§ **Consigne**: Citez mot pour mot le passage de l’article sur Ali Boumendjel situé entre « L’Etat français reconnaît » et « l’historien Benjamin Stora. », ces deux bornes comprises.

═════ Texte fourni

L’Etat français reconnaît l’assassinat et la torture du militant algérien Ali Boumendjel

Malika Boumendjel, la veuve, aujourd’hui décédée, d’Ali Boumendjel.
Malika Boumendjel, la veuve, aujourd’hui décédée, d’Ali Boumendjel. - Eric Feferberg/AFP.

Le président français a promis que son geste « n’est pas un acte isolé ». Emmanuel Macron a reconnu mardi, « au nom de la France », que l’avocat et dirigeant nationaliste Ali Boumendjel avait été « torturé et assassiné » par l’armée française pendant la guerre d’Algérie. Le dirigeant a ainsi posé un geste d’apaisement sur l’histoire de la colonisation française en Algérie après le rapport sur la question de l’historien Benjamin Stora.

Partisan réservé de la lutte armée du FLN, Ali Boumendjel était membre de l’Union démocratique du Manifeste algérien (UDMA). Pour l’UDMA, « la future société (algérienne, NDLR.) se devait d’englober toutes ses minorités, juives et européennes comprises », souligne un article de la revue Afrique contemporaine, consacré au livre de Malika Rahal, Ali Boumendjel. Une affaire française. Une histoire algérienne.

══════════
═════ Informations fournies

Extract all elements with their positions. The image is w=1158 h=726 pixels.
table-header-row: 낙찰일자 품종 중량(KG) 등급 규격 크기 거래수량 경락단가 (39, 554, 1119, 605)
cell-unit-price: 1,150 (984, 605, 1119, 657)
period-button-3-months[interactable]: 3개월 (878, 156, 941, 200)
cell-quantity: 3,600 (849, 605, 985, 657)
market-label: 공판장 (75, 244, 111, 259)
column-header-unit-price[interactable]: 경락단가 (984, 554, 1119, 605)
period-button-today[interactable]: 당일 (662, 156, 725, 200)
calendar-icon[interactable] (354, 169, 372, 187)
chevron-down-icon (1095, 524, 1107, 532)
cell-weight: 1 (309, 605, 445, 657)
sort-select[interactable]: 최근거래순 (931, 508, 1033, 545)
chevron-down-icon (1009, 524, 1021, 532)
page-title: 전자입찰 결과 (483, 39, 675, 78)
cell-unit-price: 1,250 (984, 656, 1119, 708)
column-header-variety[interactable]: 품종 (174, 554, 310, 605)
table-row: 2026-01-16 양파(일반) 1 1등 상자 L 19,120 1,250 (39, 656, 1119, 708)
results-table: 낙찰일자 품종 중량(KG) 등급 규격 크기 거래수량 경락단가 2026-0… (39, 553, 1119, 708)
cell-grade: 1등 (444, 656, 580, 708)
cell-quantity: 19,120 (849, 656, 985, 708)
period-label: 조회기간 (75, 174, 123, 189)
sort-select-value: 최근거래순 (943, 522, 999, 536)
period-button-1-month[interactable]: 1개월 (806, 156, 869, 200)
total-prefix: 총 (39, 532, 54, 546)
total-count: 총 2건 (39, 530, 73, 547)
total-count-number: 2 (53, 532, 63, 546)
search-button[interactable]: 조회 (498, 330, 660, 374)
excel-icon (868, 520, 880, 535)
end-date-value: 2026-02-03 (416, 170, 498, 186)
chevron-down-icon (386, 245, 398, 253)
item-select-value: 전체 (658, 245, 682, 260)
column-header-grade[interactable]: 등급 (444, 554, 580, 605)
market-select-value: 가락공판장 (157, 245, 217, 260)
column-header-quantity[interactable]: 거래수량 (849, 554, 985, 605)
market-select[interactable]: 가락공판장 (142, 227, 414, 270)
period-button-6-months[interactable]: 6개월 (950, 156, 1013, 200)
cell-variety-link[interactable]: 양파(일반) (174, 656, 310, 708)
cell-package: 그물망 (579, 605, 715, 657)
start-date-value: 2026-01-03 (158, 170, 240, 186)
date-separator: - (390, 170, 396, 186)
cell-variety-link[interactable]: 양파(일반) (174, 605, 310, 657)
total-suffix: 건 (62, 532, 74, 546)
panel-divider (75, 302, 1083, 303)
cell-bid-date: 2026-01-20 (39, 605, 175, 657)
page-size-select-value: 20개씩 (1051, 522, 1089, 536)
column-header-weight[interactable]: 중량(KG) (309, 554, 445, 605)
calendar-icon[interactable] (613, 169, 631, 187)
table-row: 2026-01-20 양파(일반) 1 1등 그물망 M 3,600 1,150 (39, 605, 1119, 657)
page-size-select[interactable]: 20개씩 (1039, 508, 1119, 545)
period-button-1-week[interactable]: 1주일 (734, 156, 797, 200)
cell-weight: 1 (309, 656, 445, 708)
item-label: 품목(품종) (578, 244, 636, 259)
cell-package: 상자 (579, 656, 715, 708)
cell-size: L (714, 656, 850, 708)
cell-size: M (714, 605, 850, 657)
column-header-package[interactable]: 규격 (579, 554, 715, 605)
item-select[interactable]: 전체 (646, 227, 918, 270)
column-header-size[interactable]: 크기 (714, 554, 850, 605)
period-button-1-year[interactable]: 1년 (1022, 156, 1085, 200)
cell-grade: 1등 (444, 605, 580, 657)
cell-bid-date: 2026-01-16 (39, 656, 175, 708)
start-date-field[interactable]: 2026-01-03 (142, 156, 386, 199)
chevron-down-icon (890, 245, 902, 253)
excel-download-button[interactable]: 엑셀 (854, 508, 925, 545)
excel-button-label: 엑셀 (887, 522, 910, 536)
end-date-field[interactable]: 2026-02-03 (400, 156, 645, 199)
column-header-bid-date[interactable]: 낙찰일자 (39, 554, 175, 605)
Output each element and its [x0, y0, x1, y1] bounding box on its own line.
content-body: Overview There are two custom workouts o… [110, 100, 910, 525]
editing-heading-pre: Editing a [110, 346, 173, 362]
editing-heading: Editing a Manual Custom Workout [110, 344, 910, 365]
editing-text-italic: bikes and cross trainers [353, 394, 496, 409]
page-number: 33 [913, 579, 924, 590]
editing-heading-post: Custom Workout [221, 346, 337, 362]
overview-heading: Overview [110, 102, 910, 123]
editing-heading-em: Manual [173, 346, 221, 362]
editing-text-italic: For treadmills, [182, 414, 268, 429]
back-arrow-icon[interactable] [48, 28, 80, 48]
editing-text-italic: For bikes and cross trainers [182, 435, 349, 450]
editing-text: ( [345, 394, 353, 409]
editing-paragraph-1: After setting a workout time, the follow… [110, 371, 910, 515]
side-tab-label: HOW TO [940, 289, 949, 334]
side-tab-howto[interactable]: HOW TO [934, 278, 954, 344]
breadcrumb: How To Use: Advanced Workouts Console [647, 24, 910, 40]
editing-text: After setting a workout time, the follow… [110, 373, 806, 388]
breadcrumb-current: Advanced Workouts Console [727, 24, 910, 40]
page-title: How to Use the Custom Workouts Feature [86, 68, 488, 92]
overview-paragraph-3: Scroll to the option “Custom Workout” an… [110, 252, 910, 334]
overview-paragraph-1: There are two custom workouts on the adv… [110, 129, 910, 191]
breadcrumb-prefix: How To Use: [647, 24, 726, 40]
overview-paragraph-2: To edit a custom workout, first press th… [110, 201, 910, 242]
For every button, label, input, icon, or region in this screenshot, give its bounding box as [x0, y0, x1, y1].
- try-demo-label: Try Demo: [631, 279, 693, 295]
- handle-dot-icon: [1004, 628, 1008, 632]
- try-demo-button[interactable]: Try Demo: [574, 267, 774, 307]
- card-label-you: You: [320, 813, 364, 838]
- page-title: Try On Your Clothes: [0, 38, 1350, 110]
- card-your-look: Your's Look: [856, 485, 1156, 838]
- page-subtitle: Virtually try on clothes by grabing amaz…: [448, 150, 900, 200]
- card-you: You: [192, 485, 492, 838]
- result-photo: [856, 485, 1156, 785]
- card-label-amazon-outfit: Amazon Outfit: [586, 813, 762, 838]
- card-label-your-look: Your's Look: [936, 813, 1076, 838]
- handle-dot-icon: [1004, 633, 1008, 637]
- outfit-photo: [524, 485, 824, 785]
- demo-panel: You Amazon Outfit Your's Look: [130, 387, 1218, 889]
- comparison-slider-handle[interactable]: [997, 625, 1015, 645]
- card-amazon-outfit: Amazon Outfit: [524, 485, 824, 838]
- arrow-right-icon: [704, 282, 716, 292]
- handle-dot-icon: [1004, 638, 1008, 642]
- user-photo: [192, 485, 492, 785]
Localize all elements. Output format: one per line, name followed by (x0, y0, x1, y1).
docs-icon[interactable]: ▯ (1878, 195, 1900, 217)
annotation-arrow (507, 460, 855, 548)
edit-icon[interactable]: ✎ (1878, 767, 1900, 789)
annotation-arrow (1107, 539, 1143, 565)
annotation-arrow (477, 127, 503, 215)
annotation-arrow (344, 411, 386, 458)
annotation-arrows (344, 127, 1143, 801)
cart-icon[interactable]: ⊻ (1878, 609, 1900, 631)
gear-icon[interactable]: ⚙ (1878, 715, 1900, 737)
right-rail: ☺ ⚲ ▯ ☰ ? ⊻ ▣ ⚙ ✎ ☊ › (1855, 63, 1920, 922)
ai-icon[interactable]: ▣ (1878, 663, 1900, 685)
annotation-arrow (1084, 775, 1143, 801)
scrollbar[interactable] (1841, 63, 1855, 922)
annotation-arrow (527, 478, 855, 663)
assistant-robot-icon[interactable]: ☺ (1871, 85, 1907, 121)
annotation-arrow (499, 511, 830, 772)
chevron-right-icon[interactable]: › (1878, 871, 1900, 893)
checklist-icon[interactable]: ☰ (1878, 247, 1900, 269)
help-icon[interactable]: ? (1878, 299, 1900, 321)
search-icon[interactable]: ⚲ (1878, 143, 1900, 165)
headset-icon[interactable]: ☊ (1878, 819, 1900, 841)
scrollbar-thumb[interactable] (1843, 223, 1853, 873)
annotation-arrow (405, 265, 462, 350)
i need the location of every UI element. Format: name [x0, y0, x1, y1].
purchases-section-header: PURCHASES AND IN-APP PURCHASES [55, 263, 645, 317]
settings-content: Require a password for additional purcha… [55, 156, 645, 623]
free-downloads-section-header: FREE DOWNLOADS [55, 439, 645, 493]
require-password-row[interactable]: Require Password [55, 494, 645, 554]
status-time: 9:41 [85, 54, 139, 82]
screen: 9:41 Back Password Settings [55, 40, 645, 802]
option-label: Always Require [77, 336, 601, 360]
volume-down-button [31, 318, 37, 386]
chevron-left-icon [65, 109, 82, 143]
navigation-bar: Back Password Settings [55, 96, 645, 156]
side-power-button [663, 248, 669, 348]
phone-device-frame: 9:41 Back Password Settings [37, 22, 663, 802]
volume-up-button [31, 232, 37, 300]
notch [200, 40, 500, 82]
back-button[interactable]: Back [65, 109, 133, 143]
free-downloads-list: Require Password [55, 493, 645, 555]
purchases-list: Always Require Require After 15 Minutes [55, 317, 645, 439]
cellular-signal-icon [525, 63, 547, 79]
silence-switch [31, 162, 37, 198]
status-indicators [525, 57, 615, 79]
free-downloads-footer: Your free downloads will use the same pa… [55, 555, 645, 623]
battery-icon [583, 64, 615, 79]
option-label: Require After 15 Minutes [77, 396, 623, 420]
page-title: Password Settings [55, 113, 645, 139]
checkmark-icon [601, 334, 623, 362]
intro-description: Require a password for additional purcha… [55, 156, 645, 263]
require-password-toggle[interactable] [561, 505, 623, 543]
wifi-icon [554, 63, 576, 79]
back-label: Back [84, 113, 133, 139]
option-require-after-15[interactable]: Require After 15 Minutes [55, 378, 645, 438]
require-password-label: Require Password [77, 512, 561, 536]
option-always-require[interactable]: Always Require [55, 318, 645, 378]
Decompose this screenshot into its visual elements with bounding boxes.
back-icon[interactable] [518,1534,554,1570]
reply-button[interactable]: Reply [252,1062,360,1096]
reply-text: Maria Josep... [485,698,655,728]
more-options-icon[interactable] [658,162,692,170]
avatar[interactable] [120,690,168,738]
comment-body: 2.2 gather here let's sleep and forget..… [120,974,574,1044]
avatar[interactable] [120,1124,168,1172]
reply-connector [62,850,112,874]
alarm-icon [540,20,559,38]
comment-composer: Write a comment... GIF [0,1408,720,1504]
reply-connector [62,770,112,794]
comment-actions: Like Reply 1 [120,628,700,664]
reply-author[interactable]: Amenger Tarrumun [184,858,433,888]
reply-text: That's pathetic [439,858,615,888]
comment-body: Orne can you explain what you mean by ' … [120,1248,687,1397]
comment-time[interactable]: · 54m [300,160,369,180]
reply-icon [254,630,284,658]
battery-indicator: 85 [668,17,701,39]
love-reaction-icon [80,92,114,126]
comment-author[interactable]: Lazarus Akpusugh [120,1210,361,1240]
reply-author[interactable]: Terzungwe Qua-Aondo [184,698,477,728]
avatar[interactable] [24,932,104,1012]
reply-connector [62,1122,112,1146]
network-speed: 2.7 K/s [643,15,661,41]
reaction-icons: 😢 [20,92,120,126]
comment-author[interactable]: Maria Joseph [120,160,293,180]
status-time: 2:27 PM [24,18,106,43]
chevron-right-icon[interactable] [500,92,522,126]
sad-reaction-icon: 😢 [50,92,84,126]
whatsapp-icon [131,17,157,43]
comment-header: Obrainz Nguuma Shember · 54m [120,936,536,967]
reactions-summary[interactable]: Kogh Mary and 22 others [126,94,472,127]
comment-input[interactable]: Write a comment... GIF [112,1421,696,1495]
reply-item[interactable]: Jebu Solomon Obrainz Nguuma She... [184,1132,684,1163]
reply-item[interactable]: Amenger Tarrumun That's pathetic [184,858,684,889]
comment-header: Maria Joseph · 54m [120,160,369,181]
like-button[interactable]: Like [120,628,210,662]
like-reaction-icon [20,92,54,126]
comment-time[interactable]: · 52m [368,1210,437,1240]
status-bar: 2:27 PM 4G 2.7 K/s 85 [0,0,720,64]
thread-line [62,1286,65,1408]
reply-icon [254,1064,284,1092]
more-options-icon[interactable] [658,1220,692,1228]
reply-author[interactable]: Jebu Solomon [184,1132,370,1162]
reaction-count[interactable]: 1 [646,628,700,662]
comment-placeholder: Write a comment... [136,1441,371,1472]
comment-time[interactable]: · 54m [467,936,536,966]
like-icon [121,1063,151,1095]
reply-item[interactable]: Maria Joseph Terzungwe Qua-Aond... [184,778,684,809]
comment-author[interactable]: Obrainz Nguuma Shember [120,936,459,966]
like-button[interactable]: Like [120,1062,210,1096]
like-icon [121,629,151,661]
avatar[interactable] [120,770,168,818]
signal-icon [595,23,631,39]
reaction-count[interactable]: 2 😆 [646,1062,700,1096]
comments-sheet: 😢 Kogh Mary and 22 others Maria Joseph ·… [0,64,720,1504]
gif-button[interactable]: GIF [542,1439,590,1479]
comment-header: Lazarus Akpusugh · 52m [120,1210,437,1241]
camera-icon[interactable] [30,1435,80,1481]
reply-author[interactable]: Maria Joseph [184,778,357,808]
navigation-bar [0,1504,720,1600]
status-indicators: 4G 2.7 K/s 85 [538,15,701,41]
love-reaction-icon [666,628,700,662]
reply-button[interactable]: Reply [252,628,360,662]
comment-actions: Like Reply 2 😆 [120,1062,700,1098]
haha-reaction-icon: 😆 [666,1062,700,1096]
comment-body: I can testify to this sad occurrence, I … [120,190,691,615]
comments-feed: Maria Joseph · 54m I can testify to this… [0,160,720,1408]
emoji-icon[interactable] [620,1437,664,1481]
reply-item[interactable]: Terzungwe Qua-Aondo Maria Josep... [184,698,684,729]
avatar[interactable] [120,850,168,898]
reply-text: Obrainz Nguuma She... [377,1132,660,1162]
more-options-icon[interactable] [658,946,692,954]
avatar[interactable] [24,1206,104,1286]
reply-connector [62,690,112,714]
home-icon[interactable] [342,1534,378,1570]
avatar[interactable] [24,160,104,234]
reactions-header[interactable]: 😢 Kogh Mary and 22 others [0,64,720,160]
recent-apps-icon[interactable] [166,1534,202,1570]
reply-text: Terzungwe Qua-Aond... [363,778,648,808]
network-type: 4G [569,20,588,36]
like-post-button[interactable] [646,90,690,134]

══════════

§ **Réponse**:
L’Etat français reconnaît l’assassinat et la torture du militant algérien Ali Boumendjel

Malika Boumendjel, la veuve, aujourd’hui décédée, d’Ali Boumendjel.
Malika Boumendjel, la veuve, aujourd’hui décédée, d’Ali Boumendjel. - Eric Feferberg/AFP.

Le président français a promis que son geste « n’est pas un acte isolé ». Emmanuel Macron a reconnu mardi, « au nom de la France », que l’avocat et dirigeant nationaliste Ali Boumendjel avait été « torturé et assassiné » par l’armée française pendant la guerre d’Algérie. Le dirigeant a ainsi posé un geste d’apaisement sur l’histoire de la colonisation française en Algérie après le rapport sur la question de l’historien Benjamin Stora.